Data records
• • • • • • •

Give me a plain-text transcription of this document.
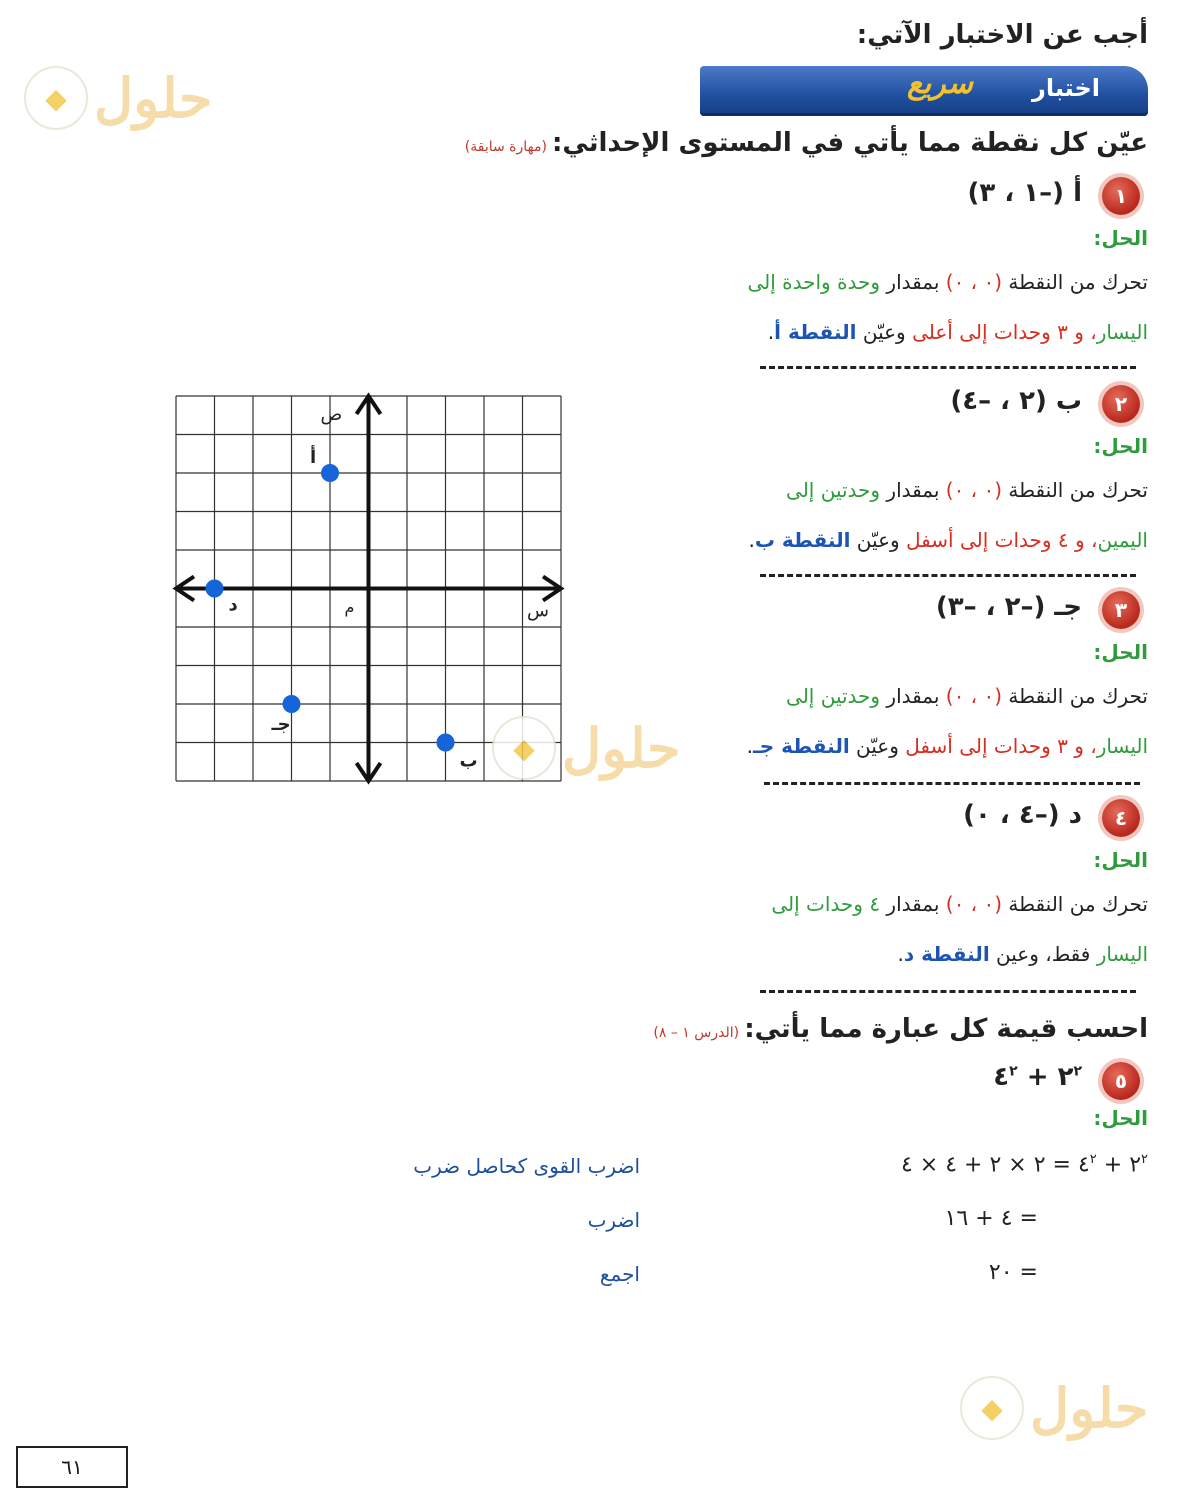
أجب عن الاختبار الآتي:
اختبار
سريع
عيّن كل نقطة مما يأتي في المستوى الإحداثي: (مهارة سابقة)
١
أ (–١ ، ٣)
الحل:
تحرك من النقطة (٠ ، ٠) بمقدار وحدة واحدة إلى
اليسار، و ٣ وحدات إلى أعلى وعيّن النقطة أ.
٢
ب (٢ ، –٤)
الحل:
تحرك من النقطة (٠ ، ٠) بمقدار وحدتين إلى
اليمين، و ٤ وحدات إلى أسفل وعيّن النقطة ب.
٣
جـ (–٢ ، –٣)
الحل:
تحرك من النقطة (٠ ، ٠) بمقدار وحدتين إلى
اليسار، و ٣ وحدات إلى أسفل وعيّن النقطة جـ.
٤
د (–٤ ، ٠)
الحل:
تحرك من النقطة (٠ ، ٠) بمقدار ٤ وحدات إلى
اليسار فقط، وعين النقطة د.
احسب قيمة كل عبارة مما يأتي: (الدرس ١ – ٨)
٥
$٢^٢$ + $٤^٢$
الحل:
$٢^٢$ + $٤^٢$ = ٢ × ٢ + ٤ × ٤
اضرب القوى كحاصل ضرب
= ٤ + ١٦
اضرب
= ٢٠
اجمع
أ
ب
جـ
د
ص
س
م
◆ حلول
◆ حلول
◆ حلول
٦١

• • • • • • •

Write out the material above once more, exactly as it reads, with no pictures.

▶ **FULL ANSWER**:
Give me a plain-text transcription of this document.
أجب عن الاختبار الآتي:
اختبار
سريع
عيّن كل نقطة مما يأتي في المستوى الإحداثي: (مهارة سابقة)
١
أ (–١ ، ٣)
الحل:
تحرك من النقطة (٠ ، ٠) بمقدار وحدة واحدة إلى
اليسار، و ٣ وحدات إلى أعلى وعيّن النقطة أ.
٢
ب (٢ ، –٤)
الحل:
تحرك من النقطة (٠ ، ٠) بمقدار وحدتين إلى
اليمين، و ٤ وحدات إلى أسفل وعيّن النقطة ب.
٣
جـ (–٢ ، –٣)
الحل:
تحرك من النقطة (٠ ، ٠) بمقدار وحدتين إلى
اليسار، و ٣ وحدات إلى أسفل وعيّن النقطة جـ.
٤
د (–٤ ، ٠)
الحل:
تحرك من النقطة (٠ ، ٠) بمقدار ٤ وحدات إلى
اليسار فقط، وعين النقطة د.
احسب قيمة كل عبارة مما يأتي: (الدرس ١ – ٨)
٥
$٢^٢$ + $٤^٢$
الحل:
$٢^٢$ + $٤^٢$ = ٢ × ٢ + ٤ × ٤
اضرب القوى كحاصل ضرب
= ٤ + ١٦
اضرب
= ٢٠
اجمع
أ
ب
جـ
د
ص
س
م
◆ حلول
◆ حلول
◆ حلول
٦١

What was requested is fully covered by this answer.